# Source records

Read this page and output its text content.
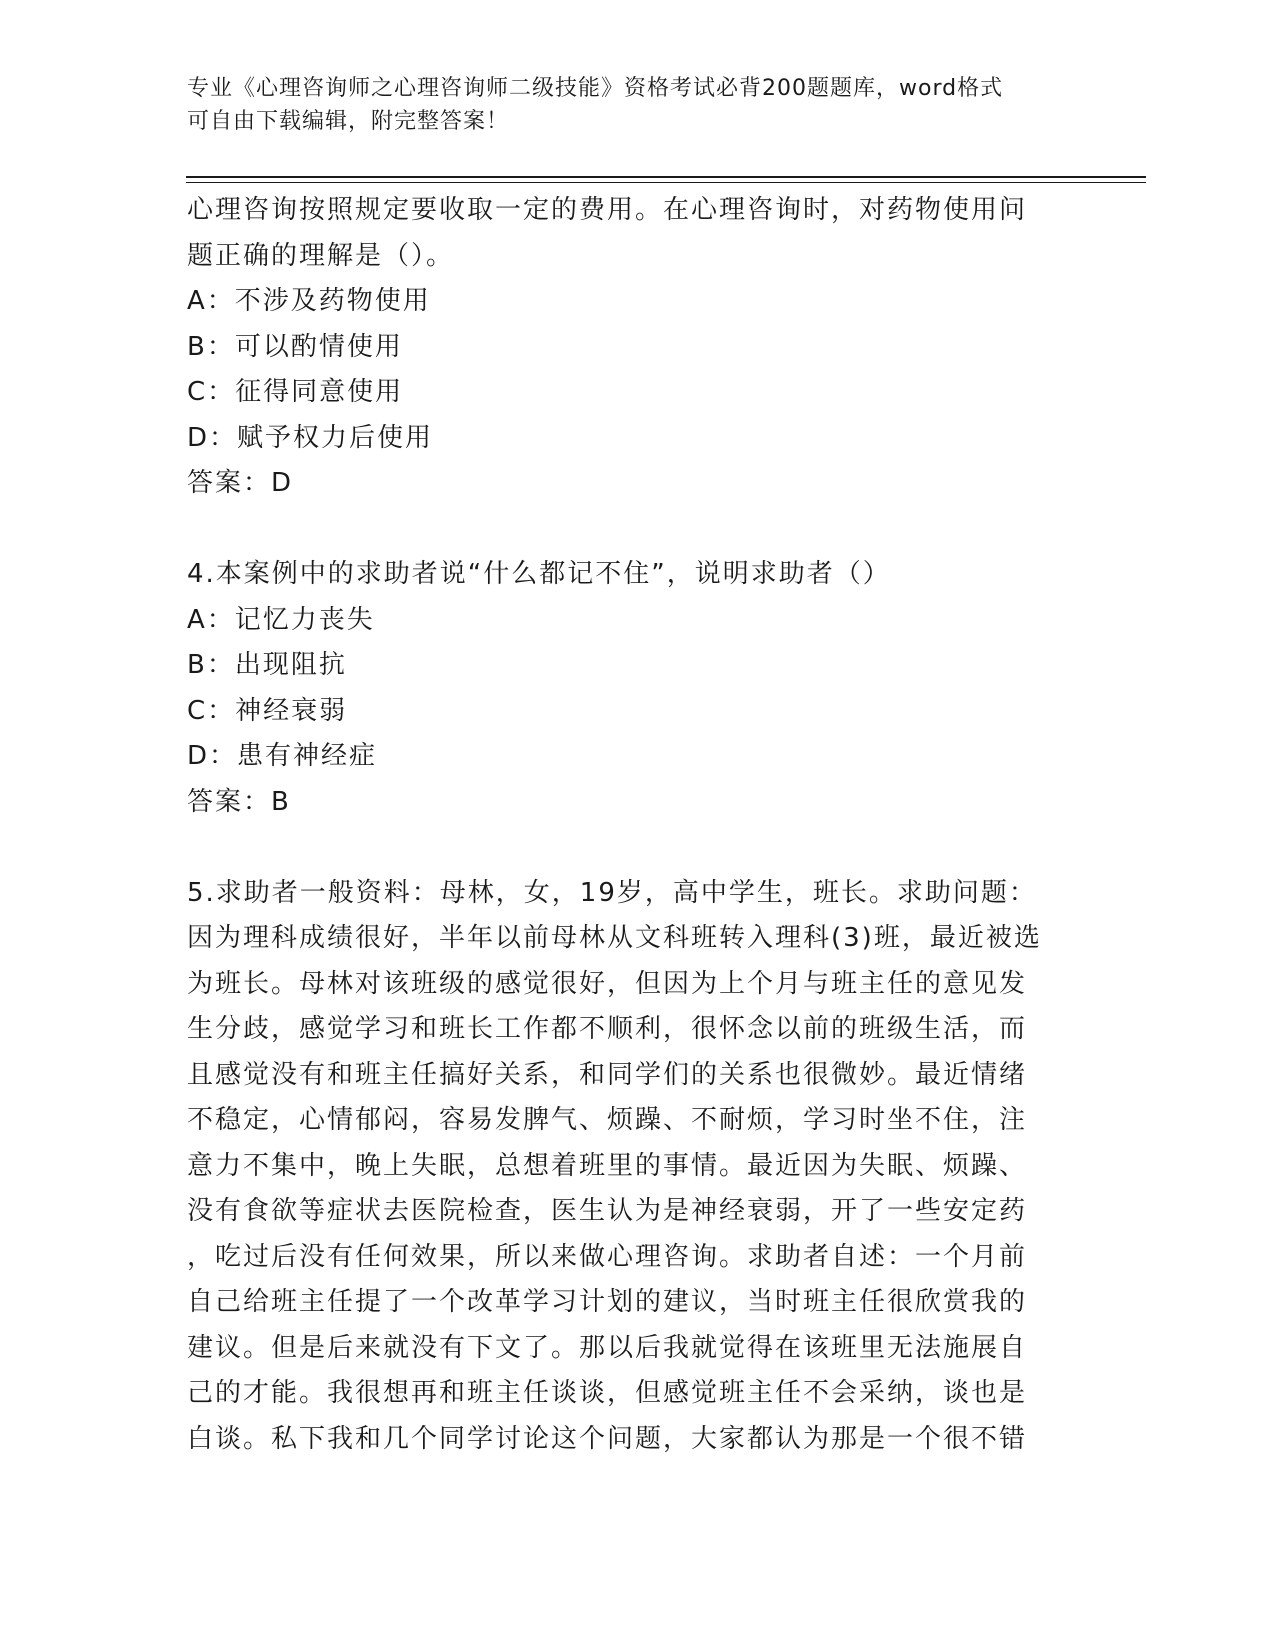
专业《心理咨询师之心理咨询师二级技能》资格考试必背200题题库，word格式
可自由下载编辑，附完整答案！
心理咨询按照规定要收取一定的费用。在心理咨询时，对药物使用问
题正确的理解是（）。
A：不涉及药物使用
B：可以酌情使用
C：征得同意使用
D：赋予权力后使用
答案：D
4.本案例中的求助者说“什么都记不住”，说明求助者（）
A：记忆力丧失
B：出现阻抗
C：神经衰弱
D：患有神经症
答案：B
5.求助者一般资料：母林，女，19岁，高中学生，班长。求助问题：
因为理科成绩很好，半年以前母林从文科班转入理科(3)班，最近被选
为班长。母林对该班级的感觉很好，但因为上个月与班主任的意见发
生分歧，感觉学习和班长工作都不顺利，很怀念以前的班级生活，而
且感觉没有和班主任搞好关系，和同学们的关系也很微妙。最近情绪
不稳定，心情郁闷，容易发脾气、烦躁、不耐烦，学习时坐不住，注
意力不集中，晚上失眠，总想着班里的事情。最近因为失眠、烦躁、
没有食欲等症状去医院检查，医生认为是神经衰弱，开了一些安定药
，吃过后没有任何效果，所以来做心理咨询。求助者自述：一个月前
自己给班主任提了一个改革学习计划的建议，当时班主任很欣赏我的
建议。但是后来就没有下文了。那以后我就觉得在该班里无法施展自
己的才能。我很想再和班主任谈谈，但感觉班主任不会采纳，谈也是
白谈。私下我和几个同学讨论这个问题，大家都认为那是一个很不错
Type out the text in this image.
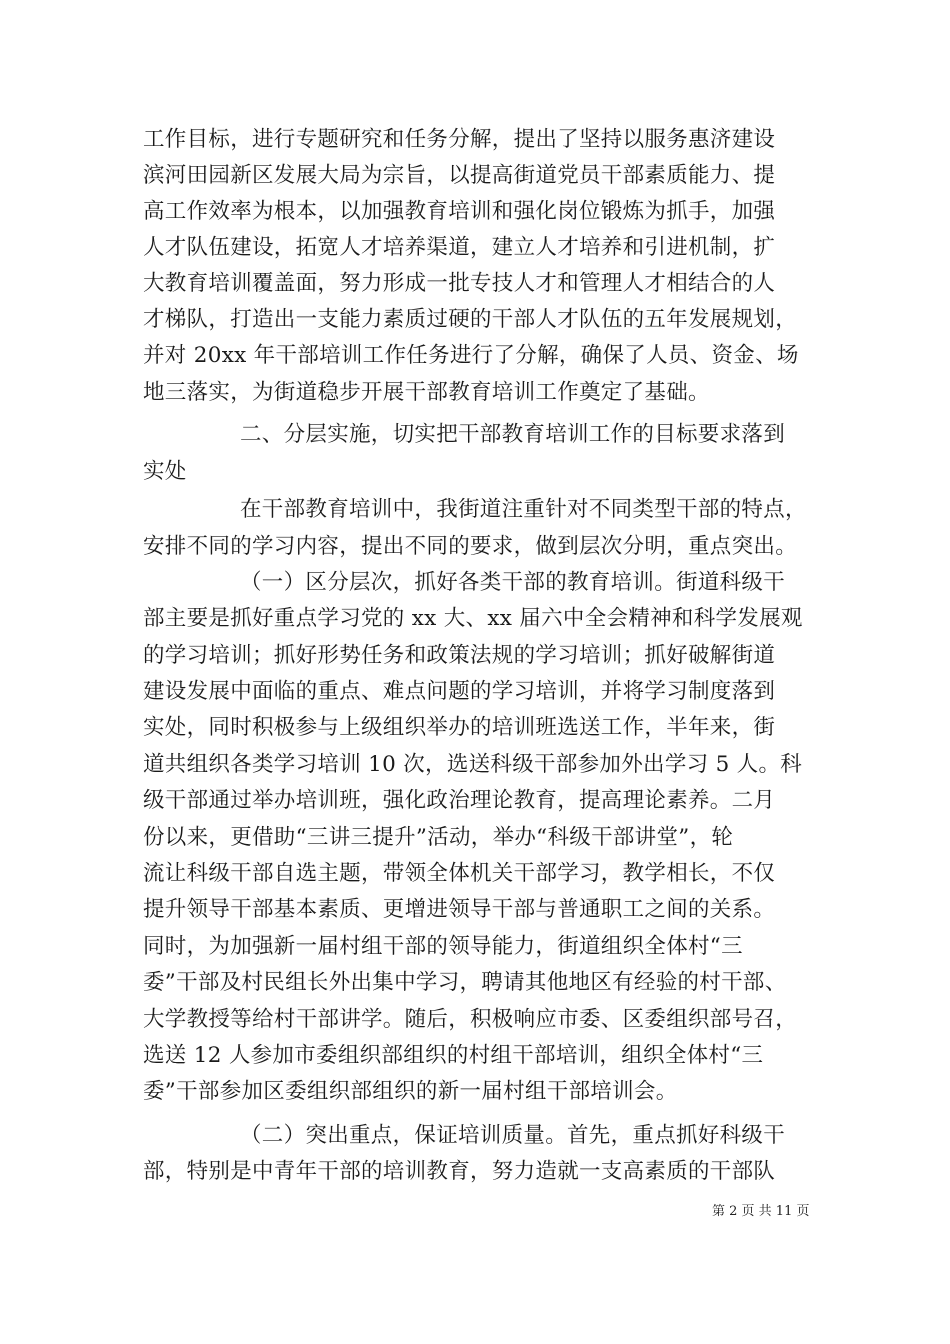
工作目标，进行专题研究和任务分解，提出了坚持以服务惠济建设
滨河田园新区发展大局为宗旨，以提高街道党员干部素质能力、提
高工作效率为根本，以加强教育培训和强化岗位锻炼为抓手，加强
人才队伍建设，拓宽人才培养渠道，建立人才培养和引进机制，扩
大教育培训覆盖面，努力形成一批专技人才和管理人才相结合的人
才梯队，打造出一支能力素质过硬的干部人才队伍的五年发展规划，
并对 20xx 年干部培训工作任务进行了分解，确保了人员、资金、场
地三落实，为街道稳步开展干部教育培训工作奠定了基础。
二、分层实施，切实把干部教育培训工作的目标要求落到
实处
在干部教育培训中，我街道注重针对不同类型干部的特点，
安排不同的学习内容，提出不同的要求，做到层次分明，重点突出。
（一）区分层次，抓好各类干部的教育培训。街道科级干
部主要是抓好重点学习党的 xx 大、xx 届六中全会精神和科学发展观
的学习培训；抓好形势任务和政策法规的学习培训；抓好破解街道
建设发展中面临的重点、难点问题的学习培训，并将学习制度落到
实处，同时积极参与上级组织举办的培训班选送工作，半年来，街
道共组织各类学习培训 10 次，选送科级干部参加外出学习 5 人。科
级干部通过举办培训班，强化政治理论教育，提高理论素养。二月
份以来，更借助“三讲三提升”活动，举办“科级干部讲堂”，轮
流让科级干部自选主题，带领全体机关干部学习，教学相长，不仅
提升领导干部基本素质、更增进领导干部与普通职工之间的关系。
同时，为加强新一届村组干部的领导能力，街道组织全体村“三
委”干部及村民组长外出集中学习，聘请其他地区有经验的村干部、
大学教授等给村干部讲学。随后，积极响应市委、区委组织部号召，
选送 12 人参加市委组织部组织的村组干部培训，组织全体村“三
委”干部参加区委组织部组织的新一届村组干部培训会。
（二）突出重点，保证培训质量。首先，重点抓好科级干
部，特别是中青年干部的培训教育，努力造就一支高素质的干部队
第 2 页 共 11 页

# Short problem
Count the lines of the data that contain the string "this", and reply with that number alone.

# Result
2